Task to carry out
Give only the number of lines below that contain the word "Received".

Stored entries
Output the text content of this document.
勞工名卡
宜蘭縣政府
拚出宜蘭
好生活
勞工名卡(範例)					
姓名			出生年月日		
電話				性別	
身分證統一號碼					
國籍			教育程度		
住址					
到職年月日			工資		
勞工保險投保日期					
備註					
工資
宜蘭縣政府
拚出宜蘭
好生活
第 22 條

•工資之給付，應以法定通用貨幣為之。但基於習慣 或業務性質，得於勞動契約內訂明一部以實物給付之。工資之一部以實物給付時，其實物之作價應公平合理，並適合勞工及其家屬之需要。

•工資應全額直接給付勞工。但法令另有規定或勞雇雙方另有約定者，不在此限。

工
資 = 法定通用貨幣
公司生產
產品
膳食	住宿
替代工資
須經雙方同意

--

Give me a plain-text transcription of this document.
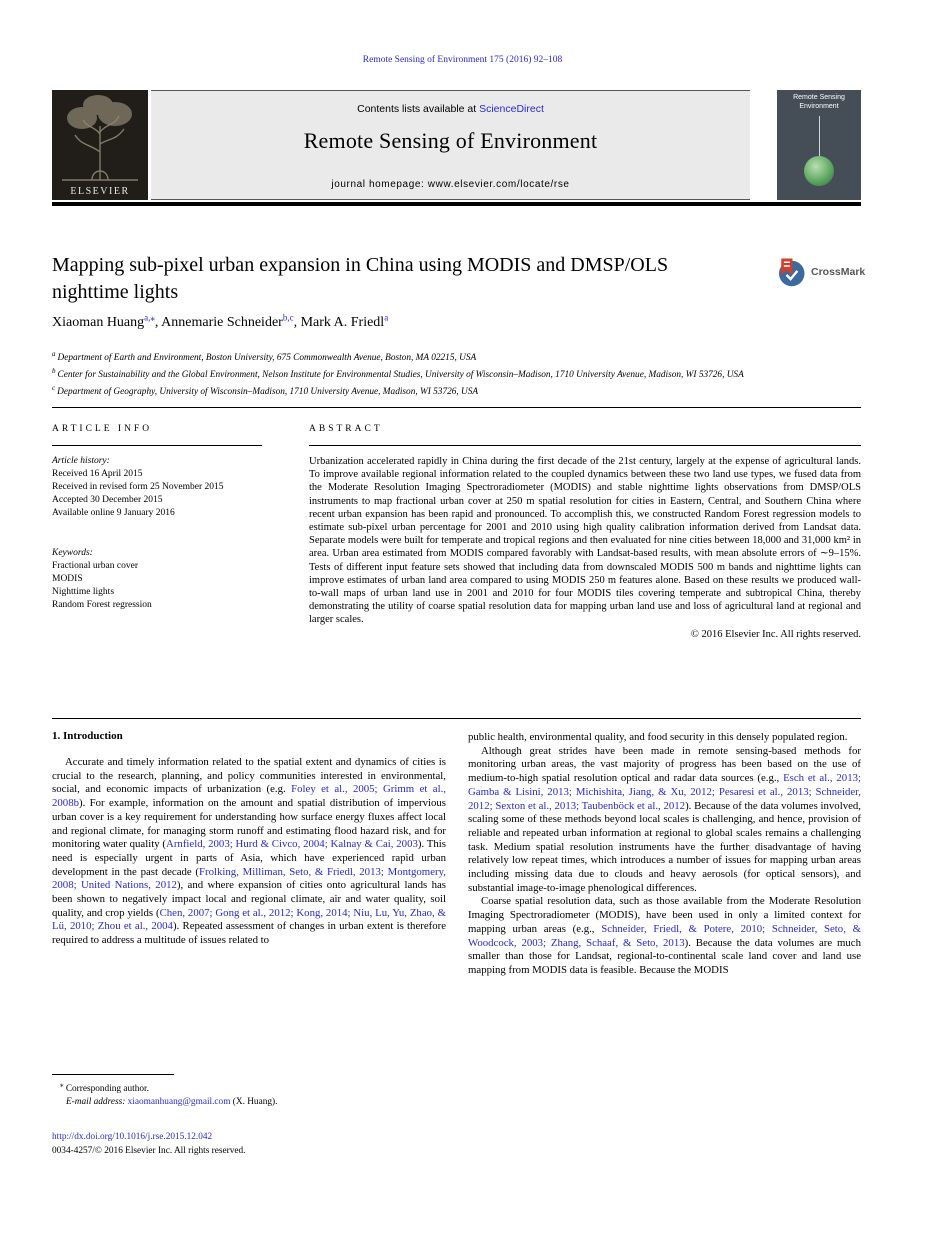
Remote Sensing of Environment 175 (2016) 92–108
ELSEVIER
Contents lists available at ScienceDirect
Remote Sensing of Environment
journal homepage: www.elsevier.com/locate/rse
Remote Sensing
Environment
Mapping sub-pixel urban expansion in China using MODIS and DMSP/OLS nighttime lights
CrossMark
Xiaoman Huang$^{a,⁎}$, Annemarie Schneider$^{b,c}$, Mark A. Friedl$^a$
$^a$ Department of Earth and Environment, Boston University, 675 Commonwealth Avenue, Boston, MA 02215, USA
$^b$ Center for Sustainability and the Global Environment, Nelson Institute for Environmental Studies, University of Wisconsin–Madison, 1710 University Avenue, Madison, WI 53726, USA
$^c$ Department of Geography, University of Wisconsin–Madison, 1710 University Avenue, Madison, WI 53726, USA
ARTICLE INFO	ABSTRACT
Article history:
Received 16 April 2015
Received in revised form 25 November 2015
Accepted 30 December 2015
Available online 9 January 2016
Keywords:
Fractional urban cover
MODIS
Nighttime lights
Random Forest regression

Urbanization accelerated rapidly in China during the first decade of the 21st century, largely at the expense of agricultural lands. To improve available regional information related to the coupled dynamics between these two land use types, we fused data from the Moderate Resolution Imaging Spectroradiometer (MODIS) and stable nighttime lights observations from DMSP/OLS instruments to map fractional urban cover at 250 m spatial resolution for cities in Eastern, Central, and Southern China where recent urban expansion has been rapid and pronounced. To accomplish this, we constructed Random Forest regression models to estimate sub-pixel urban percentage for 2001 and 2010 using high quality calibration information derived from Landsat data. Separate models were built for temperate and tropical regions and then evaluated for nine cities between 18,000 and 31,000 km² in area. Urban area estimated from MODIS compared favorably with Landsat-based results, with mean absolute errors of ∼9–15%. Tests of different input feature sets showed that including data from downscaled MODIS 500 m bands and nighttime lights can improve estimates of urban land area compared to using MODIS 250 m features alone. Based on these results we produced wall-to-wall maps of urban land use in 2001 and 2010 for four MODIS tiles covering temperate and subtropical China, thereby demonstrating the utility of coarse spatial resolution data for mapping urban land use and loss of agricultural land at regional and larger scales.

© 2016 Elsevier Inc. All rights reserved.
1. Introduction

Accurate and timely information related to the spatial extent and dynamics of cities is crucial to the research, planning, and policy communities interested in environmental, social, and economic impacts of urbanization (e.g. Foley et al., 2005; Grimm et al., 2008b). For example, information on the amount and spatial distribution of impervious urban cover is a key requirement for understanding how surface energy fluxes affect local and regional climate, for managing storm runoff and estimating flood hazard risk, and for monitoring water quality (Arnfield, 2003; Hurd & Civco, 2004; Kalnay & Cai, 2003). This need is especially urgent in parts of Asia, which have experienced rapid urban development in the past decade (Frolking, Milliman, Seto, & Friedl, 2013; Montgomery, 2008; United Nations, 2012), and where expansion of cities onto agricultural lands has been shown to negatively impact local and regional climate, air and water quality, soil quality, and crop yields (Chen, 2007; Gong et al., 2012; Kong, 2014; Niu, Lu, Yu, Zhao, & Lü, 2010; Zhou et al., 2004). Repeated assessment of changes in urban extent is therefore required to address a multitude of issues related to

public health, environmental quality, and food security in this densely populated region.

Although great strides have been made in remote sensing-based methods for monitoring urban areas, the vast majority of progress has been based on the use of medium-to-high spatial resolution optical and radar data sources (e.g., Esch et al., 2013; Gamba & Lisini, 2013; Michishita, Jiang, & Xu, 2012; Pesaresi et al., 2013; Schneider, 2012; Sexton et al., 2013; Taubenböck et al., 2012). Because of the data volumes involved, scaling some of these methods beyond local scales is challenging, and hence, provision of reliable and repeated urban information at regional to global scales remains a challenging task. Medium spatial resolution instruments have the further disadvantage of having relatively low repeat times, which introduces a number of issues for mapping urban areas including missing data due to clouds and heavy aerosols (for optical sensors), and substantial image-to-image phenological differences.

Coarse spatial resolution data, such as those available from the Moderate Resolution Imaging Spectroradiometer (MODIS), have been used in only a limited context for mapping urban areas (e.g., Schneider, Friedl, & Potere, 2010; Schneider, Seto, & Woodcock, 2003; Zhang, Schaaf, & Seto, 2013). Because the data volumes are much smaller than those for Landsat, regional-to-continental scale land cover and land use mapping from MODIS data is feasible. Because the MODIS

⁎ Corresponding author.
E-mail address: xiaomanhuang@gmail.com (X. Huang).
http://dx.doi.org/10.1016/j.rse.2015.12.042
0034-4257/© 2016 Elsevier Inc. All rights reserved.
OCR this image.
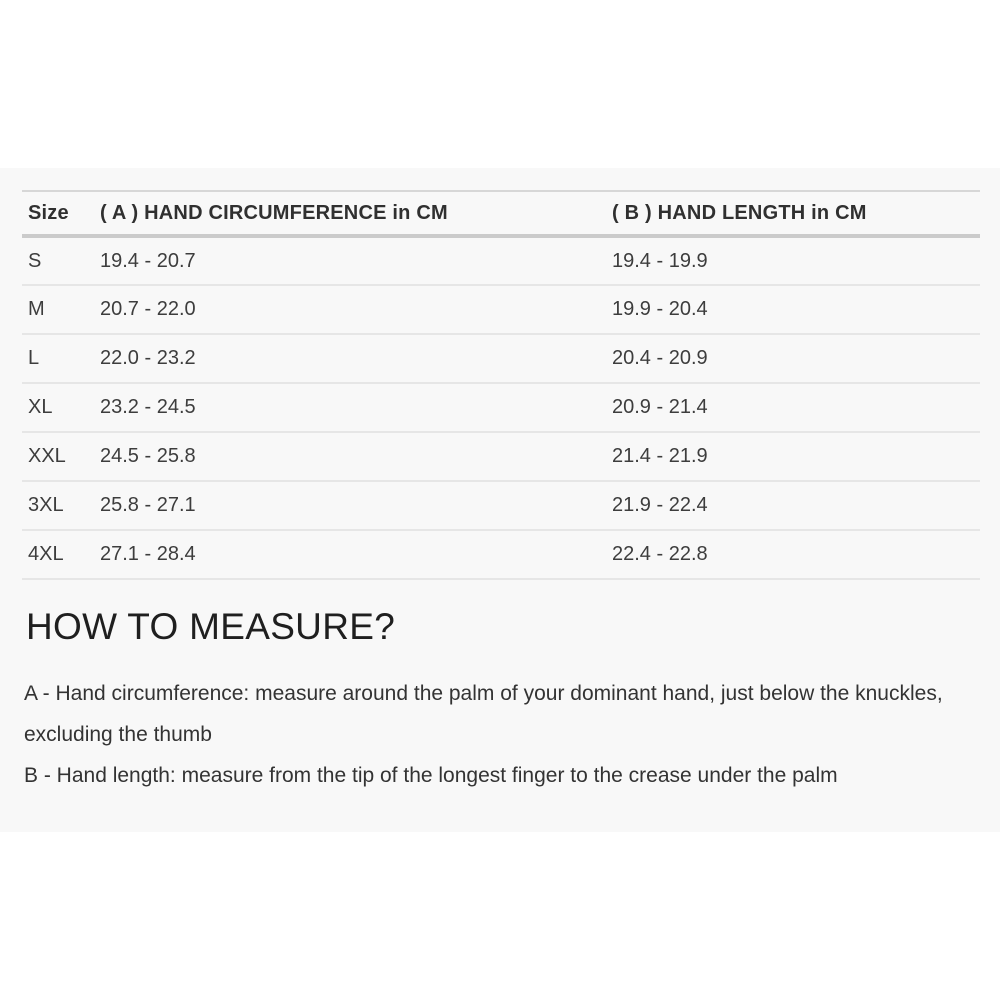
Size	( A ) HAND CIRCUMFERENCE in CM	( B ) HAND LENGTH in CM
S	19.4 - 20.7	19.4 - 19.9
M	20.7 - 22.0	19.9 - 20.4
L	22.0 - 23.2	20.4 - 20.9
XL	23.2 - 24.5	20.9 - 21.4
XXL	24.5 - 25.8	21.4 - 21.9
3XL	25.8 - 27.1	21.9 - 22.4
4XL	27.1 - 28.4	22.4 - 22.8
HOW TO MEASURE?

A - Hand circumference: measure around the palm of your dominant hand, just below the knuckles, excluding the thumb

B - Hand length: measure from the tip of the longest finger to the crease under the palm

Task response
2